• **Description of the task**
Reproduce each line of the records below with no changes.

-- BEGIN Exercise data --

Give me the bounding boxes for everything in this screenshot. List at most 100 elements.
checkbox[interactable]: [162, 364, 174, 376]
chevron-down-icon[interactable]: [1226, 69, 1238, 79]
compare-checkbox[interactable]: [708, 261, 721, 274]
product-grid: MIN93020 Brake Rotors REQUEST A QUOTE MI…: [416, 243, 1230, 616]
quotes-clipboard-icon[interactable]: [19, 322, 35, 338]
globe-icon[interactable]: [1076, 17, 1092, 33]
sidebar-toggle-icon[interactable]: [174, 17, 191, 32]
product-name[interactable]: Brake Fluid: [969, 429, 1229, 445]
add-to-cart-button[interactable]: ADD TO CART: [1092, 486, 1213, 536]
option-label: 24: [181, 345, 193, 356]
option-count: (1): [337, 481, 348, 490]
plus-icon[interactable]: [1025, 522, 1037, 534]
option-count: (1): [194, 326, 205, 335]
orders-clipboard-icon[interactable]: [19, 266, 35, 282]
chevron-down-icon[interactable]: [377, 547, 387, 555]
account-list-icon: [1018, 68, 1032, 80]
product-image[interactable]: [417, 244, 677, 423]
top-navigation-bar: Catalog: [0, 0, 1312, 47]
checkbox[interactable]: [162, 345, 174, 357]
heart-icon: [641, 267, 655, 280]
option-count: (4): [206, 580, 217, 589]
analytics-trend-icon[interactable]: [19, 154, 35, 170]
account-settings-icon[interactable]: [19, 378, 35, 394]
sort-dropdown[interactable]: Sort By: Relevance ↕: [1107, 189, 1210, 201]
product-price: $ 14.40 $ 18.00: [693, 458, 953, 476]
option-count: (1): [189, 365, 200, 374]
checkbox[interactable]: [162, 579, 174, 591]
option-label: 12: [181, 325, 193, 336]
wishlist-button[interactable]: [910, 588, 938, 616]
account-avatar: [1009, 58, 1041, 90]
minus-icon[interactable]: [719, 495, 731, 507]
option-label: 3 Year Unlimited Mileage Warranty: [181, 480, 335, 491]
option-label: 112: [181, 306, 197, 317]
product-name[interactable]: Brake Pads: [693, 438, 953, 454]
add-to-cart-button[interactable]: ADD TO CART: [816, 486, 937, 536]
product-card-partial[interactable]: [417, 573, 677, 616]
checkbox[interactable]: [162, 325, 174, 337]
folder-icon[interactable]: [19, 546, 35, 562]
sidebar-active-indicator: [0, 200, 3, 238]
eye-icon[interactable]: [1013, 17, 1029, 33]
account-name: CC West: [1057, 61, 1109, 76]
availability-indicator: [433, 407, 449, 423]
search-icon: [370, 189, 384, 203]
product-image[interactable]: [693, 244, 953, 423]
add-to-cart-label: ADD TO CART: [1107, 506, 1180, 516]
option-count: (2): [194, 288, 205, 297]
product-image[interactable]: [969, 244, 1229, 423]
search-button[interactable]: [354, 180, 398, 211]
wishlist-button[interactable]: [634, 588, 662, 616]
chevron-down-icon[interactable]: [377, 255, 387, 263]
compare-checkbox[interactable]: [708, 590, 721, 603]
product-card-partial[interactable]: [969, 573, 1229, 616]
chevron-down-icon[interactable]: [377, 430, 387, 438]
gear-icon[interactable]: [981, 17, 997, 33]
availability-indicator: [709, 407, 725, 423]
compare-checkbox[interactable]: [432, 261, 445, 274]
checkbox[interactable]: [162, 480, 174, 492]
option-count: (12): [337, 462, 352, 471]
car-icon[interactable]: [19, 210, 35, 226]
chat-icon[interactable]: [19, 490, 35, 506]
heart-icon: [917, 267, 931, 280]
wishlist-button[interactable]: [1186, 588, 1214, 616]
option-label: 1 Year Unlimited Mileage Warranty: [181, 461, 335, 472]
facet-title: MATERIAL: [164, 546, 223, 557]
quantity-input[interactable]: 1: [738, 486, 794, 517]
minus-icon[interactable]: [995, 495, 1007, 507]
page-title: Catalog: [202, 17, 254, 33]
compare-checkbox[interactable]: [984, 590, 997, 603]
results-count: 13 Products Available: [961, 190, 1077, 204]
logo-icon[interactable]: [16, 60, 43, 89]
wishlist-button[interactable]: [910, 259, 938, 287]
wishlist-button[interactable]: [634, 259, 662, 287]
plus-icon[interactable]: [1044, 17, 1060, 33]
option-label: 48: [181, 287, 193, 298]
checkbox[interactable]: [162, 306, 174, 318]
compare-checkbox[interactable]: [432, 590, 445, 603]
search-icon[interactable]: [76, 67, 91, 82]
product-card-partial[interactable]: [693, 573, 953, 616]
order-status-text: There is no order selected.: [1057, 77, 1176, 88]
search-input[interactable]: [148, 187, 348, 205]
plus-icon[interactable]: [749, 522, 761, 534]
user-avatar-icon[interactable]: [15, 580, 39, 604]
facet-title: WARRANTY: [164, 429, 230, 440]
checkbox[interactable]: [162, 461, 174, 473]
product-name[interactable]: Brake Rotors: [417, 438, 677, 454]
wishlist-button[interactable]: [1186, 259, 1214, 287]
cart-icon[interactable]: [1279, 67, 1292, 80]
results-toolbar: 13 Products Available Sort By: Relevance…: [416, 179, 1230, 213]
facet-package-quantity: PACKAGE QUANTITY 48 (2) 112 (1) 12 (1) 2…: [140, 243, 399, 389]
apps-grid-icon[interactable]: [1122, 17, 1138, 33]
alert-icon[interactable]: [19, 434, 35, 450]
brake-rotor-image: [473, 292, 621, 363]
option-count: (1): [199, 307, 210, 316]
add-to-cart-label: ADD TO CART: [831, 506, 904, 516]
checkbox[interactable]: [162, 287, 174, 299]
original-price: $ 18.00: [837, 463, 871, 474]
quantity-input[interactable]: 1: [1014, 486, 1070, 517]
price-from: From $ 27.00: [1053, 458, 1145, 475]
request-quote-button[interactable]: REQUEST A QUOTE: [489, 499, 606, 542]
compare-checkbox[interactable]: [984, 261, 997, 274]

-- END Exercise data --

• **Solution for this problem**
Give me the bounding boxes for everything in this screenshot. List at most 100 elements.
checkbox[interactable]: [162, 364, 174, 376]
chevron-down-icon[interactable]: [1226, 69, 1238, 79]
compare-checkbox[interactable]: [708, 261, 721, 274]
product-grid: MIN93020 Brake Rotors REQUEST A QUOTE MI…: [416, 243, 1230, 616]
quotes-clipboard-icon[interactable]: [19, 322, 35, 338]
globe-icon[interactable]: [1076, 17, 1092, 33]
sidebar-toggle-icon[interactable]: [174, 17, 191, 32]
product-name[interactable]: Brake Fluid: [969, 429, 1229, 445]
add-to-cart-button[interactable]: ADD TO CART: [1092, 486, 1213, 536]
option-label: 24: [181, 345, 193, 356]
option-count: (1): [337, 481, 348, 490]
plus-icon[interactable]: [1025, 522, 1037, 534]
option-count: (1): [194, 326, 205, 335]
orders-clipboard-icon[interactable]: [19, 266, 35, 282]
chevron-down-icon[interactable]: [377, 547, 387, 555]
account-list-icon: [1018, 68, 1032, 80]
product-image[interactable]: [417, 244, 677, 423]
top-navigation-bar: Catalog: [0, 0, 1312, 47]
checkbox[interactable]: [162, 345, 174, 357]
heart-icon: [641, 267, 655, 280]
option-count: (4): [206, 580, 217, 589]
analytics-trend-icon[interactable]: [19, 154, 35, 170]
account-settings-icon[interactable]: [19, 378, 35, 394]
sort-dropdown[interactable]: Sort By: Relevance ↕: [1107, 189, 1210, 201]
product-price: $ 14.40 $ 18.00: [693, 458, 953, 476]
option-count: (1): [189, 365, 200, 374]
checkbox[interactable]: [162, 579, 174, 591]
option-label: 12: [181, 325, 193, 336]
wishlist-button[interactable]: [910, 588, 938, 616]
account-avatar: [1009, 58, 1041, 90]
minus-icon[interactable]: [719, 495, 731, 507]
option-label: 3 Year Unlimited Mileage Warranty: [181, 480, 335, 491]
option-label: 112: [181, 306, 197, 317]
product-name[interactable]: Brake Pads: [693, 438, 953, 454]
add-to-cart-button[interactable]: ADD TO CART: [816, 486, 937, 536]
product-card-partial[interactable]: [417, 573, 677, 616]
checkbox[interactable]: [162, 325, 174, 337]
folder-icon[interactable]: [19, 546, 35, 562]
sidebar-active-indicator: [0, 200, 3, 238]
eye-icon[interactable]: [1013, 17, 1029, 33]
account-name: CC West: [1057, 61, 1109, 76]
availability-indicator: [433, 407, 449, 423]
search-icon: [370, 189, 384, 203]
product-image[interactable]: [693, 244, 953, 423]
add-to-cart-label: ADD TO CART: [1107, 506, 1180, 516]
option-count: (2): [194, 288, 205, 297]
product-image[interactable]: [969, 244, 1229, 423]
search-button[interactable]: [354, 180, 398, 211]
wishlist-button[interactable]: [634, 588, 662, 616]
chevron-down-icon[interactable]: [377, 255, 387, 263]
compare-checkbox[interactable]: [708, 590, 721, 603]
product-card-partial[interactable]: [969, 573, 1229, 616]
chevron-down-icon[interactable]: [377, 430, 387, 438]
gear-icon[interactable]: [981, 17, 997, 33]
availability-indicator: [709, 407, 725, 423]
compare-checkbox[interactable]: [432, 261, 445, 274]
checkbox[interactable]: [162, 480, 174, 492]
option-count: (12): [337, 462, 352, 471]
car-icon[interactable]: [19, 210, 35, 226]
chat-icon[interactable]: [19, 490, 35, 506]
heart-icon: [917, 267, 931, 280]
wishlist-button[interactable]: [1186, 588, 1214, 616]
option-label: 1 Year Unlimited Mileage Warranty: [181, 461, 335, 472]
facet-title: MATERIAL: [164, 546, 223, 557]
quantity-input[interactable]: 1: [738, 486, 794, 517]
minus-icon[interactable]: [995, 495, 1007, 507]
page-title: Catalog: [202, 17, 254, 33]
compare-checkbox[interactable]: [984, 590, 997, 603]
results-count: 13 Products Available: [961, 190, 1077, 204]
logo-icon[interactable]: [16, 60, 43, 89]
wishlist-button[interactable]: [910, 259, 938, 287]
wishlist-button[interactable]: [634, 259, 662, 287]
plus-icon[interactable]: [1044, 17, 1060, 33]
option-label: 48: [181, 287, 193, 298]
checkbox[interactable]: [162, 306, 174, 318]
compare-checkbox[interactable]: [432, 590, 445, 603]
search-icon[interactable]: [76, 67, 91, 82]
product-card-partial[interactable]: [693, 573, 953, 616]
order-status-text: There is no order selected.: [1057, 77, 1176, 88]
search-input[interactable]: [148, 187, 348, 205]
plus-icon[interactable]: [749, 522, 761, 534]
user-avatar-icon[interactable]: [15, 580, 39, 604]
facet-title: WARRANTY: [164, 429, 230, 440]
checkbox[interactable]: [162, 461, 174, 473]
product-name[interactable]: Brake Rotors: [417, 438, 677, 454]
wishlist-button[interactable]: [1186, 259, 1214, 287]
cart-icon[interactable]: [1279, 67, 1292, 80]
results-toolbar: 13 Products Available Sort By: Relevance…: [416, 179, 1230, 213]
facet-package-quantity: PACKAGE QUANTITY 48 (2) 112 (1) 12 (1) 2…: [140, 243, 399, 389]
apps-grid-icon[interactable]: [1122, 17, 1138, 33]
alert-icon[interactable]: [19, 434, 35, 450]
brake-rotor-image: [473, 292, 621, 363]
option-count: (1): [199, 307, 210, 316]
add-to-cart-label: ADD TO CART: [831, 506, 904, 516]
checkbox[interactable]: [162, 287, 174, 299]
original-price: $ 18.00: [837, 463, 871, 474]
quantity-input[interactable]: 1: [1014, 486, 1070, 517]
price-from: From $ 27.00: [1053, 458, 1145, 475]
request-quote-button[interactable]: REQUEST A QUOTE: [489, 499, 606, 542]
compare-checkbox[interactable]: [984, 261, 997, 274]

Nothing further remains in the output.